#### Work to do
In the entries below, find every line holding the string "name" and collect it.

##### Records for this exercise #####

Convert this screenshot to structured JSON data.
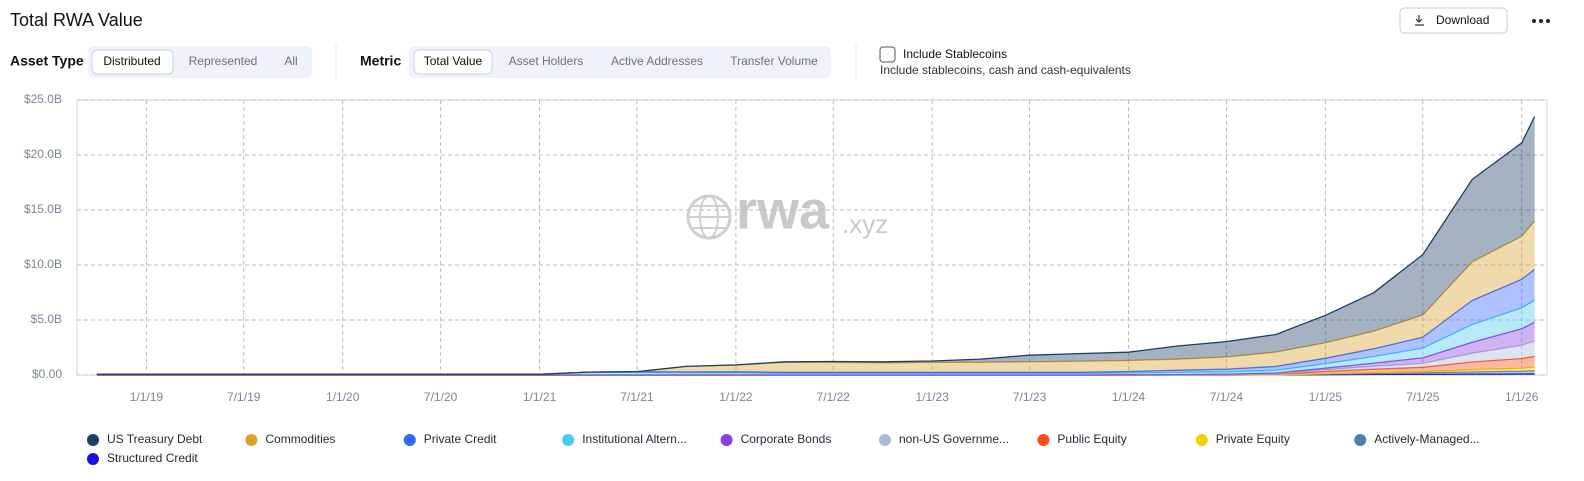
{
  "chart_data": {
    "type": "stacked_area",
    "title": "Total RWA Value",
    "watermark": [
      "rwa",
      ".xyz"
    ],
    "x": [
      "2018-10-01",
      "2019-01-01",
      "2019-04-01",
      "2019-07-01",
      "2019-10-01",
      "2020-01-01",
      "2020-04-01",
      "2020-07-01",
      "2020-10-01",
      "2021-01-01",
      "2021-04-01",
      "2021-07-01",
      "2021-10-01",
      "2022-01-01",
      "2022-04-01",
      "2022-07-01",
      "2022-10-01",
      "2023-01-01",
      "2023-04-01",
      "2023-07-01",
      "2023-10-01",
      "2024-01-01",
      "2024-04-01",
      "2024-07-01",
      "2024-10-01",
      "2025-01-01",
      "2025-04-01",
      "2025-07-01",
      "2025-10-01",
      "2026-01-01",
      "2026-01-25"
    ],
    "xlim": [
      "2018-08-25",
      "2026-02-17"
    ],
    "xticks": [
      {
        "value": "2019-01-01",
        "label": "1/1/19"
      },
      {
        "value": "2019-07-01",
        "label": "7/1/19"
      },
      {
        "value": "2020-01-01",
        "label": "1/1/20"
      },
      {
        "value": "2020-07-01",
        "label": "7/1/20"
      },
      {
        "value": "2021-01-01",
        "label": "1/1/21"
      },
      {
        "value": "2021-07-01",
        "label": "7/1/21"
      },
      {
        "value": "2022-01-01",
        "label": "1/1/22"
      },
      {
        "value": "2022-07-01",
        "label": "7/1/22"
      },
      {
        "value": "2023-01-01",
        "label": "1/1/23"
      },
      {
        "value": "2023-07-01",
        "label": "7/1/23"
      },
      {
        "value": "2024-01-01",
        "label": "1/1/24"
      },
      {
        "value": "2024-07-01",
        "label": "7/1/24"
      },
      {
        "value": "2025-01-01",
        "label": "1/1/25"
      },
      {
        "value": "2025-07-01",
        "label": "7/1/25"
      },
      {
        "value": "2026-01-01",
        "label": "1/1/26"
      }
    ],
    "ylim": [
      0,
      25
    ],
    "yticks": [
      {
        "value": 0,
        "label": "$0.00"
      },
      {
        "value": 5,
        "label": "$5.0B"
      },
      {
        "value": 10,
        "label": "$10.0B"
      },
      {
        "value": 15,
        "label": "$15.0B"
      },
      {
        "value": 20,
        "label": "$20.0B"
      },
      {
        "value": 25,
        "label": "$25.0B"
      }
    ],
    "grid": true,
    "series": [
      {
        "name": "US Treasury Debt",
        "color": "#1c3f66",
        "values": [
          0,
          0,
          0,
          0,
          0,
          0,
          0,
          0,
          0,
          0,
          0,
          0,
          0,
          0.02,
          0.05,
          0.08,
          0.1,
          0.12,
          0.3,
          0.6,
          0.7,
          0.75,
          1.2,
          1.4,
          1.6,
          2.5,
          3.5,
          5.5,
          7.5,
          8.5,
          9.5
        ]
      },
      {
        "name": "Commodities",
        "color": "#d9a32e",
        "values": [
          0,
          0,
          0,
          0,
          0,
          0,
          0,
          0,
          0,
          0,
          0,
          0,
          0.5,
          0.6,
          0.9,
          0.9,
          0.85,
          0.9,
          0.9,
          0.95,
          1.0,
          1.0,
          1.0,
          1.1,
          1.3,
          1.4,
          1.6,
          2.0,
          3.5,
          3.9,
          4.4
        ]
      },
      {
        "name": "Private Credit",
        "color": "#3366ff",
        "values": [
          0.01,
          0.01,
          0.01,
          0.01,
          0.01,
          0.01,
          0.01,
          0.01,
          0.01,
          0.01,
          0.01,
          0.05,
          0.08,
          0.1,
          0.1,
          0.1,
          0.1,
          0.1,
          0.1,
          0.1,
          0.1,
          0.15,
          0.2,
          0.25,
          0.35,
          0.5,
          0.7,
          1.0,
          2.2,
          2.6,
          2.8
        ]
      },
      {
        "name": "Institutional Altern...",
        "color": "#4cc9f0",
        "values": [
          0.05,
          0.05,
          0.05,
          0.05,
          0.05,
          0.05,
          0.05,
          0.05,
          0.05,
          0.05,
          0.25,
          0.25,
          0.2,
          0.2,
          0.15,
          0.15,
          0.15,
          0.15,
          0.15,
          0.15,
          0.15,
          0.15,
          0.2,
          0.2,
          0.25,
          0.4,
          0.6,
          0.9,
          1.6,
          1.9,
          2.0
        ]
      },
      {
        "name": "Corporate Bonds",
        "color": "#8b3ee6",
        "values": [
          0,
          0,
          0,
          0,
          0,
          0,
          0,
          0,
          0,
          0,
          0,
          0,
          0,
          0,
          0,
          0,
          0,
          0,
          0,
          0,
          0,
          0.02,
          0.03,
          0.04,
          0.05,
          0.15,
          0.3,
          0.5,
          1.0,
          1.5,
          1.7
        ]
      },
      {
        "name": "non-US Governme...",
        "color": "#a8bcd6",
        "values": [
          0,
          0,
          0,
          0,
          0,
          0,
          0,
          0,
          0,
          0,
          0,
          0,
          0,
          0,
          0,
          0,
          0,
          0,
          0,
          0,
          0,
          0,
          0,
          0.02,
          0.05,
          0.15,
          0.25,
          0.35,
          0.8,
          1.2,
          1.4
        ]
      },
      {
        "name": "Public Equity",
        "color": "#ff4d1a",
        "values": [
          0,
          0,
          0,
          0,
          0,
          0,
          0,
          0,
          0,
          0,
          0,
          0,
          0,
          0,
          0,
          0,
          0,
          0,
          0,
          0,
          0,
          0,
          0.01,
          0.02,
          0.05,
          0.2,
          0.3,
          0.4,
          0.7,
          0.9,
          1.0
        ]
      },
      {
        "name": "Private Equity",
        "color": "#f5d000",
        "values": [
          0,
          0,
          0,
          0,
          0,
          0,
          0,
          0,
          0,
          0,
          0,
          0,
          0,
          0,
          0,
          0,
          0,
          0,
          0,
          0,
          0,
          0,
          0,
          0.01,
          0.02,
          0.05,
          0.08,
          0.1,
          0.2,
          0.25,
          0.3
        ]
      },
      {
        "name": "Actively-Managed...",
        "color": "#4a80b5",
        "values": [
          0,
          0,
          0,
          0,
          0,
          0,
          0,
          0,
          0,
          0,
          0,
          0,
          0,
          0,
          0,
          0,
          0,
          0,
          0,
          0,
          0,
          0,
          0,
          0,
          0,
          0.05,
          0.1,
          0.15,
          0.2,
          0.25,
          0.3
        ]
      },
      {
        "name": "Structured Credit",
        "color": "#1a10e6",
        "values": [
          0,
          0,
          0,
          0,
          0,
          0,
          0,
          0,
          0,
          0,
          0,
          0,
          0,
          0,
          0,
          0,
          0,
          0,
          0,
          0,
          0,
          0,
          0,
          0,
          0.01,
          0.03,
          0.05,
          0.05,
          0.08,
          0.1,
          0.1
        ]
      }
    ]
  },
  "header": {
    "download": "Download"
  },
  "asset_type": {
    "label": "Asset Type",
    "options": [
      "Distributed",
      "Represented",
      "All"
    ]
  },
  "metric": {
    "label": "Metric",
    "options": [
      "Total Value",
      "Asset Holders",
      "Active Addresses",
      "Transfer Volume"
    ]
  },
  "stablecoins": {
    "label": "Include Stablecoins",
    "note": "Include stablecoins, cash and cash-equivalents"
  }
}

#####

#### Answer to this task
        "name": "US Treasury Debt",
        "name": "Commodities",
        "name": "Private Credit",
        "name": "Institutional Altern...",
        "name": "Corporate Bonds",
        "name": "non-US Governme...",
        "name": "Public Equity",
        "name": "Private Equity",
        "name": "Actively-Managed...",
        "name": "Structured Credit",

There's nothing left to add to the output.